Exercise inputs:
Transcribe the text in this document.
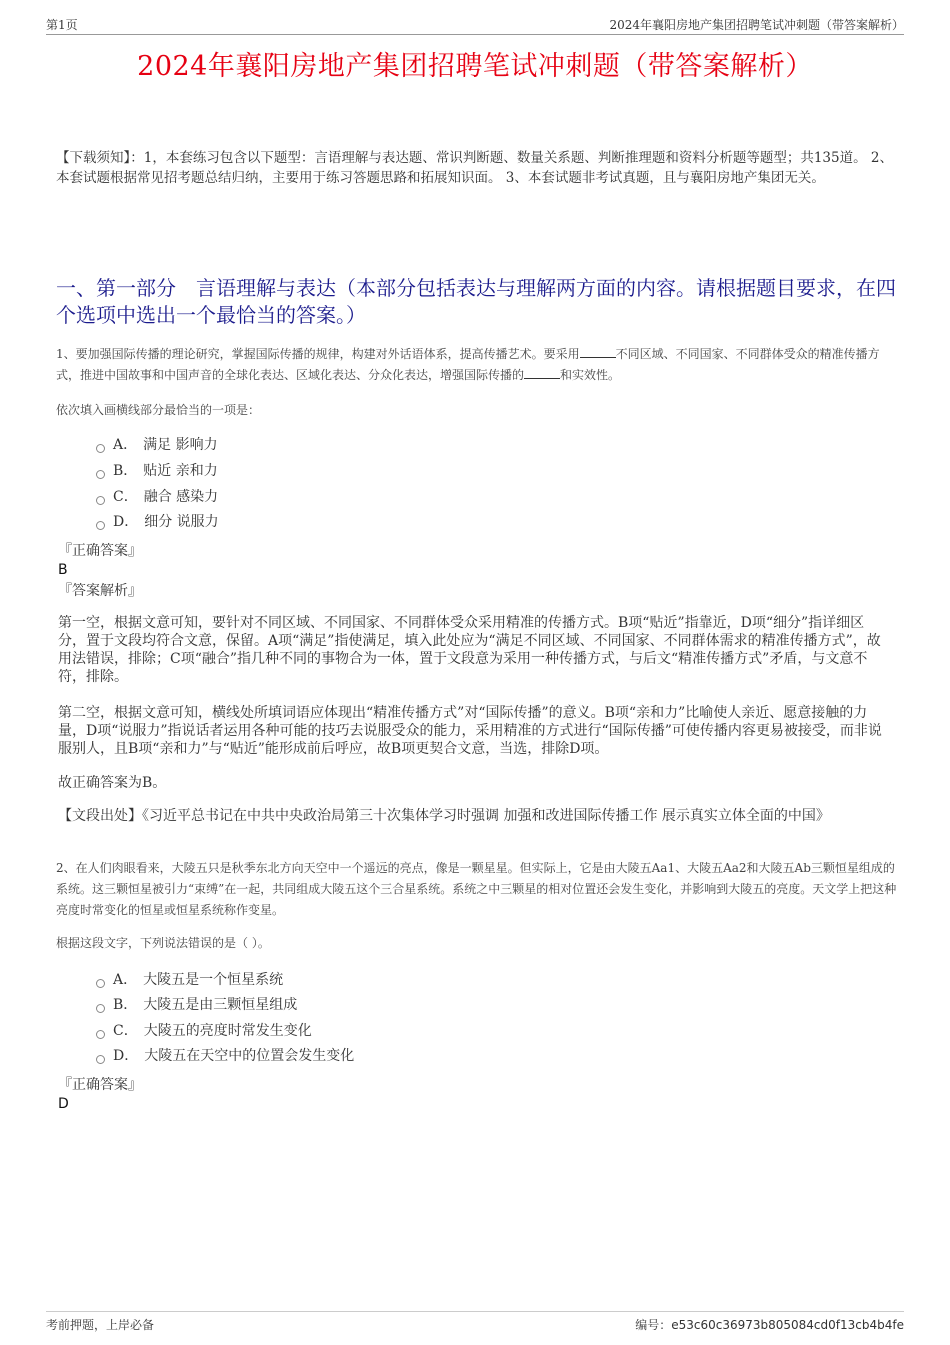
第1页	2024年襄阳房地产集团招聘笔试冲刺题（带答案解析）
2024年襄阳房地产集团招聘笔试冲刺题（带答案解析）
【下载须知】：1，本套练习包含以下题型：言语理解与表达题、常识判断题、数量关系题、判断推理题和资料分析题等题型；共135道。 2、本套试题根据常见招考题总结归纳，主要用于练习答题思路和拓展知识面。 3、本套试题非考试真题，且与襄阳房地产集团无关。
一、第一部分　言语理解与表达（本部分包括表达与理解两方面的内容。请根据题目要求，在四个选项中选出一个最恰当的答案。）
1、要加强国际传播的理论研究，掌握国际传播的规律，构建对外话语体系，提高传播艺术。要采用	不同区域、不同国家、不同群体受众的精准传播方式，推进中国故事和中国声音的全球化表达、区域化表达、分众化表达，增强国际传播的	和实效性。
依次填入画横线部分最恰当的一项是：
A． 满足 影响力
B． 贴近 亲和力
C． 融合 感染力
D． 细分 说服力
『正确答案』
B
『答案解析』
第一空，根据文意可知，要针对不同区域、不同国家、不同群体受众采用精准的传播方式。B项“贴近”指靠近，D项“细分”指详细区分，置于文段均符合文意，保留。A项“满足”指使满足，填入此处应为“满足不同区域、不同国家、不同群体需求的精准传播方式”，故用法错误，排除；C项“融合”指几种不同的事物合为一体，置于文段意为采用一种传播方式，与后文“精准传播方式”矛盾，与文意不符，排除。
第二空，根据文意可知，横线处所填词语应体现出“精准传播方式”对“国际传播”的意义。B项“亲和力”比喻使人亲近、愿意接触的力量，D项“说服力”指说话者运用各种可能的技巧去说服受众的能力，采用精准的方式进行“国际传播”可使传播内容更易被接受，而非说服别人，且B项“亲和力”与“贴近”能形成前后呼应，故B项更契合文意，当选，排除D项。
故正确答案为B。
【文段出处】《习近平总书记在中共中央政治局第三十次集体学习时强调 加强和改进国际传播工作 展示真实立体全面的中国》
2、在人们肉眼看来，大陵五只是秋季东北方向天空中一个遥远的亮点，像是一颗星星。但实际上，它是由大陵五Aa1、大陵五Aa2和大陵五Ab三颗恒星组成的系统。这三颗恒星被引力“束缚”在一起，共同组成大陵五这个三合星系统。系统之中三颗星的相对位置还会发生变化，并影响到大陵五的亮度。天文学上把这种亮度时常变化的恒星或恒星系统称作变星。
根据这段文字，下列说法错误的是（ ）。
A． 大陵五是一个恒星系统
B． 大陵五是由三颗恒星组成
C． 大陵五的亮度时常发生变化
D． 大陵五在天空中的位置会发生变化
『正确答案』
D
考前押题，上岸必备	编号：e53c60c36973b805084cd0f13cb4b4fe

Task prompt:
Without the pictures, write out every entry precisely as it appears.

Written answer:
Transcribe the text in this document.
第1页	2024年襄阳房地产集团招聘笔试冲刺题（带答案解析）
2024年襄阳房地产集团招聘笔试冲刺题（带答案解析）
【下载须知】：1，本套练习包含以下题型：言语理解与表达题、常识判断题、数量关系题、判断推理题和资料分析题等题型；共135道。 2、本套试题根据常见招考题总结归纳，主要用于练习答题思路和拓展知识面。 3、本套试题非考试真题，且与襄阳房地产集团无关。
一、第一部分　言语理解与表达（本部分包括表达与理解两方面的内容。请根据题目要求，在四个选项中选出一个最恰当的答案。）
1、要加强国际传播的理论研究，掌握国际传播的规律，构建对外话语体系，提高传播艺术。要采用	不同区域、不同国家、不同群体受众的精准传播方式，推进中国故事和中国声音的全球化表达、区域化表达、分众化表达，增强国际传播的	和实效性。
依次填入画横线部分最恰当的一项是：
A． 满足 影响力
B． 贴近 亲和力
C． 融合 感染力
D． 细分 说服力
『正确答案』
B
『答案解析』
第一空，根据文意可知，要针对不同区域、不同国家、不同群体受众采用精准的传播方式。B项“贴近”指靠近，D项“细分”指详细区分，置于文段均符合文意，保留。A项“满足”指使满足，填入此处应为“满足不同区域、不同国家、不同群体需求的精准传播方式”，故用法错误，排除；C项“融合”指几种不同的事物合为一体，置于文段意为采用一种传播方式，与后文“精准传播方式”矛盾，与文意不符，排除。
第二空，根据文意可知，横线处所填词语应体现出“精准传播方式”对“国际传播”的意义。B项“亲和力”比喻使人亲近、愿意接触的力量，D项“说服力”指说话者运用各种可能的技巧去说服受众的能力，采用精准的方式进行“国际传播”可使传播内容更易被接受，而非说服别人，且B项“亲和力”与“贴近”能形成前后呼应，故B项更契合文意，当选，排除D项。
故正确答案为B。
【文段出处】《习近平总书记在中共中央政治局第三十次集体学习时强调 加强和改进国际传播工作 展示真实立体全面的中国》
2、在人们肉眼看来，大陵五只是秋季东北方向天空中一个遥远的亮点，像是一颗星星。但实际上，它是由大陵五Aa1、大陵五Aa2和大陵五Ab三颗恒星组成的系统。这三颗恒星被引力“束缚”在一起，共同组成大陵五这个三合星系统。系统之中三颗星的相对位置还会发生变化，并影响到大陵五的亮度。天文学上把这种亮度时常变化的恒星或恒星系统称作变星。
根据这段文字，下列说法错误的是（ ）。
A． 大陵五是一个恒星系统
B． 大陵五是由三颗恒星组成
C． 大陵五的亮度时常发生变化
D． 大陵五在天空中的位置会发生变化
『正确答案』
D
考前押题，上岸必备	编号：e53c60c36973b805084cd0f13cb4b4fe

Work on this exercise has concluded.